Task
Each line below is to be written out in full, exactly as shown.

════════════════

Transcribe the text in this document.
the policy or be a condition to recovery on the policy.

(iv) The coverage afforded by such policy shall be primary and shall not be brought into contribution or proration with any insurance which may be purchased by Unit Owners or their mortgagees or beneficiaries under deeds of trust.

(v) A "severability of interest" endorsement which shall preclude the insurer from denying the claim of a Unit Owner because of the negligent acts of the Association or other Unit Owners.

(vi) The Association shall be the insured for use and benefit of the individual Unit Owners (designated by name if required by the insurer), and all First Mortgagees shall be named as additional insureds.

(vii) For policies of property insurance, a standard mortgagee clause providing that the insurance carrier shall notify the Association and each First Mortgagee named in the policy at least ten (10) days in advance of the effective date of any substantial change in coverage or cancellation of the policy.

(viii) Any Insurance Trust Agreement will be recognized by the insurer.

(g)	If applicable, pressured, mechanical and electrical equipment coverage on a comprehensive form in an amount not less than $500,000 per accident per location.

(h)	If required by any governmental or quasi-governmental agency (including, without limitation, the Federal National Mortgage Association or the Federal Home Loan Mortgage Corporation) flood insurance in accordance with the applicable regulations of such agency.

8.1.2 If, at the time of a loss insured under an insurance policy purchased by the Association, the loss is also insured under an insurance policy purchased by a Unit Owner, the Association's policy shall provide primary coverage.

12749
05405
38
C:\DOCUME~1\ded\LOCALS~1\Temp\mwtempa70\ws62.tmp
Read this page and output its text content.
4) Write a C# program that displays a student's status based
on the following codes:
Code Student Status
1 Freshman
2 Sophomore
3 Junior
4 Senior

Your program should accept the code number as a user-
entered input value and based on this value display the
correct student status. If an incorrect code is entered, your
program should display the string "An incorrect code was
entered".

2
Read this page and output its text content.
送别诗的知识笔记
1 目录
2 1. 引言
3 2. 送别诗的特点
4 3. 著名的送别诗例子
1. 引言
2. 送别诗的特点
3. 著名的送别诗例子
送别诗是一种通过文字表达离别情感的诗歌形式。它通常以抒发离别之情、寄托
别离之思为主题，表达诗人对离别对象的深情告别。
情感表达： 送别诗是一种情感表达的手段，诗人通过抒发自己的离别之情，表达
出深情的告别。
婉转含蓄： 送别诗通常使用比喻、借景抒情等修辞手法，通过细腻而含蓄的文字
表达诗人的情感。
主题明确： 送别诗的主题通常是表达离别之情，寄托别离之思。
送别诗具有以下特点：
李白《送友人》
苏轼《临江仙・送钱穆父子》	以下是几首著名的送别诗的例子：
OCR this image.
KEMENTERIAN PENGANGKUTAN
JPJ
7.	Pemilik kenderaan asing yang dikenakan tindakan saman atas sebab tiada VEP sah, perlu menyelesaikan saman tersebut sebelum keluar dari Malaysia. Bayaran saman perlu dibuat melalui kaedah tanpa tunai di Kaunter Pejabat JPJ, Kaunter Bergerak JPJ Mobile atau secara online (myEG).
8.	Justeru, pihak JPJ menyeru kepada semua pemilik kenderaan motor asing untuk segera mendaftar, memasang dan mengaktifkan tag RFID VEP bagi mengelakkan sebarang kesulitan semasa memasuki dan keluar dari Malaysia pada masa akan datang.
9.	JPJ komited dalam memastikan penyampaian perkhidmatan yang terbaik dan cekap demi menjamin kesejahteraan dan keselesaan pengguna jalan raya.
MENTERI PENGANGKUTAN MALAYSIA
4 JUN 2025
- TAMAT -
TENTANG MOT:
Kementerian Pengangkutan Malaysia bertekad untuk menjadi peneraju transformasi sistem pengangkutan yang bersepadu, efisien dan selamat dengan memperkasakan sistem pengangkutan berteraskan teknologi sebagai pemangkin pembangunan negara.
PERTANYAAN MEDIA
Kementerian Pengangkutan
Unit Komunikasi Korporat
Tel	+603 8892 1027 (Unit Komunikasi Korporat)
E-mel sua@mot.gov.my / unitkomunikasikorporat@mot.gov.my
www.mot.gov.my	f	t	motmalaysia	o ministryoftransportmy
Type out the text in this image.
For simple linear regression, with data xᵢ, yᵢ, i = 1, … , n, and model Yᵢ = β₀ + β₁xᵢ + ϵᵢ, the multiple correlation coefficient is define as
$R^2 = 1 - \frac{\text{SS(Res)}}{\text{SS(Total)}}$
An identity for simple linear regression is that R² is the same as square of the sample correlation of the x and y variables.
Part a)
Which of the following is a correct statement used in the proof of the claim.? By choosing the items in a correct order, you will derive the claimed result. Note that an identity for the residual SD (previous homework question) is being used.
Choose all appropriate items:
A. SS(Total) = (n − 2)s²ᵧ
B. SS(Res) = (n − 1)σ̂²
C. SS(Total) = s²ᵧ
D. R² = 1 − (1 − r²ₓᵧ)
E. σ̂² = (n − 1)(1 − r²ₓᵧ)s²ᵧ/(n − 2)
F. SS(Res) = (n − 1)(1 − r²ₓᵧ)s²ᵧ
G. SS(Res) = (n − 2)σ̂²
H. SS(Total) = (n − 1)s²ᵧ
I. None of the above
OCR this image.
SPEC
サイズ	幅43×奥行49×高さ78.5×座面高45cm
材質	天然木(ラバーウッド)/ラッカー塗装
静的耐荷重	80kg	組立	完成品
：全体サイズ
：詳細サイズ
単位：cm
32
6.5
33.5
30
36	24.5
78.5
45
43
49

════════════════

Written answer
Transcribe the text in this document.
the policy or be a condition to recovery on the policy.

(iv) The coverage afforded by such policy shall be primary and shall not be brought into contribution or proration with any insurance which may be purchased by Unit Owners or their mortgagees or beneficiaries under deeds of trust.

(v) A "severability of interest" endorsement which shall preclude the insurer from denying the claim of a Unit Owner because of the negligent acts of the Association or other Unit Owners.

(vi) The Association shall be the insured for use and benefit of the individual Unit Owners (designated by name if required by the insurer), and all First Mortgagees shall be named as additional insureds.

(vii) For policies of property insurance, a standard mortgagee clause providing that the insurance carrier shall notify the Association and each First Mortgagee named in the policy at least ten (10) days in advance of the effective date of any substantial change in coverage or cancellation of the policy.

(viii) Any Insurance Trust Agreement will be recognized by the insurer.

(g)	If applicable, pressured, mechanical and electrical equipment coverage on a comprehensive form in an amount not less than $500,000 per accident per location.

(h)	If required by any governmental or quasi-governmental agency (including, without limitation, the Federal National Mortgage Association or the Federal Home Loan Mortgage Corporation) flood insurance in accordance with the applicable regulations of such agency.

8.1.2 If, at the time of a loss insured under an insurance policy purchased by the Association, the loss is also insured under an insurance policy purchased by a Unit Owner, the Association's policy shall provide primary coverage.

12749
05405
38
C:\DOCUME~1\ded\LOCALS~1\Temp\mwtempa70\ws62.tmp
Read this page and output its text content.
4) Write a C# program that displays a student's status based
on the following codes:
Code Student Status
1 Freshman
2 Sophomore
3 Junior
4 Senior

Your program should accept the code number as a user-
entered input value and based on this value display the
correct student status. If an incorrect code is entered, your
program should display the string "An incorrect code was
entered".

2
Read this page and output its text content.
送别诗的知识笔记
1 目录
2 1. 引言
3 2. 送别诗的特点
4 3. 著名的送别诗例子
1. 引言
2. 送别诗的特点
3. 著名的送别诗例子
送别诗是一种通过文字表达离别情感的诗歌形式。它通常以抒发离别之情、寄托
别离之思为主题，表达诗人对离别对象的深情告别。
情感表达： 送别诗是一种情感表达的手段，诗人通过抒发自己的离别之情，表达
出深情的告别。
婉转含蓄： 送别诗通常使用比喻、借景抒情等修辞手法，通过细腻而含蓄的文字
表达诗人的情感。
主题明确： 送别诗的主题通常是表达离别之情，寄托别离之思。
送别诗具有以下特点：
李白《送友人》
苏轼《临江仙・送钱穆父子》	以下是几首著名的送别诗的例子：
OCR this image.
KEMENTERIAN PENGANGKUTAN
JPJ
7.	Pemilik kenderaan asing yang dikenakan tindakan saman atas sebab tiada VEP sah, perlu menyelesaikan saman tersebut sebelum keluar dari Malaysia. Bayaran saman perlu dibuat melalui kaedah tanpa tunai di Kaunter Pejabat JPJ, Kaunter Bergerak JPJ Mobile atau secara online (myEG).
8.	Justeru, pihak JPJ menyeru kepada semua pemilik kenderaan motor asing untuk segera mendaftar, memasang dan mengaktifkan tag RFID VEP bagi mengelakkan sebarang kesulitan semasa memasuki dan keluar dari Malaysia pada masa akan datang.
9.	JPJ komited dalam memastikan penyampaian perkhidmatan yang terbaik dan cekap demi menjamin kesejahteraan dan keselesaan pengguna jalan raya.
MENTERI PENGANGKUTAN MALAYSIA
4 JUN 2025
- TAMAT -
TENTANG MOT:
Kementerian Pengangkutan Malaysia bertekad untuk menjadi peneraju transformasi sistem pengangkutan yang bersepadu, efisien dan selamat dengan memperkasakan sistem pengangkutan berteraskan teknologi sebagai pemangkin pembangunan negara.
PERTANYAAN MEDIA
Kementerian Pengangkutan
Unit Komunikasi Korporat
Tel	+603 8892 1027 (Unit Komunikasi Korporat)
E-mel sua@mot.gov.my / unitkomunikasikorporat@mot.gov.my
www.mot.gov.my	f	t	motmalaysia	o ministryoftransportmy
Type out the text in this image.
For simple linear regression, with data xᵢ, yᵢ, i = 1, … , n, and model Yᵢ = β₀ + β₁xᵢ + ϵᵢ, the multiple correlation coefficient is define as
$R^2 = 1 - \frac{\text{SS(Res)}}{\text{SS(Total)}}$
An identity for simple linear regression is that R² is the same as square of the sample correlation of the x and y variables.
Part a)
Which of the following is a correct statement used in the proof of the claim.? By choosing the items in a correct order, you will derive the claimed result. Note that an identity for the residual SD (previous homework question) is being used.
Choose all appropriate items:
A. SS(Total) = (n − 2)s²ᵧ
B. SS(Res) = (n − 1)σ̂²
C. SS(Total) = s²ᵧ
D. R² = 1 − (1 − r²ₓᵧ)
E. σ̂² = (n − 1)(1 − r²ₓᵧ)s²ᵧ/(n − 2)
F. SS(Res) = (n − 1)(1 − r²ₓᵧ)s²ᵧ
G. SS(Res) = (n − 2)σ̂²
H. SS(Total) = (n − 1)s²ᵧ
I. None of the above
OCR this image.
SPEC
サイズ	幅43×奥行49×高さ78.5×座面高45cm
材質	天然木(ラバーウッド)/ラッカー塗装
静的耐荷重	80kg	組立	完成品
：全体サイズ
：詳細サイズ
単位：cm
32
6.5
33.5
30
36	24.5
78.5
45
43
49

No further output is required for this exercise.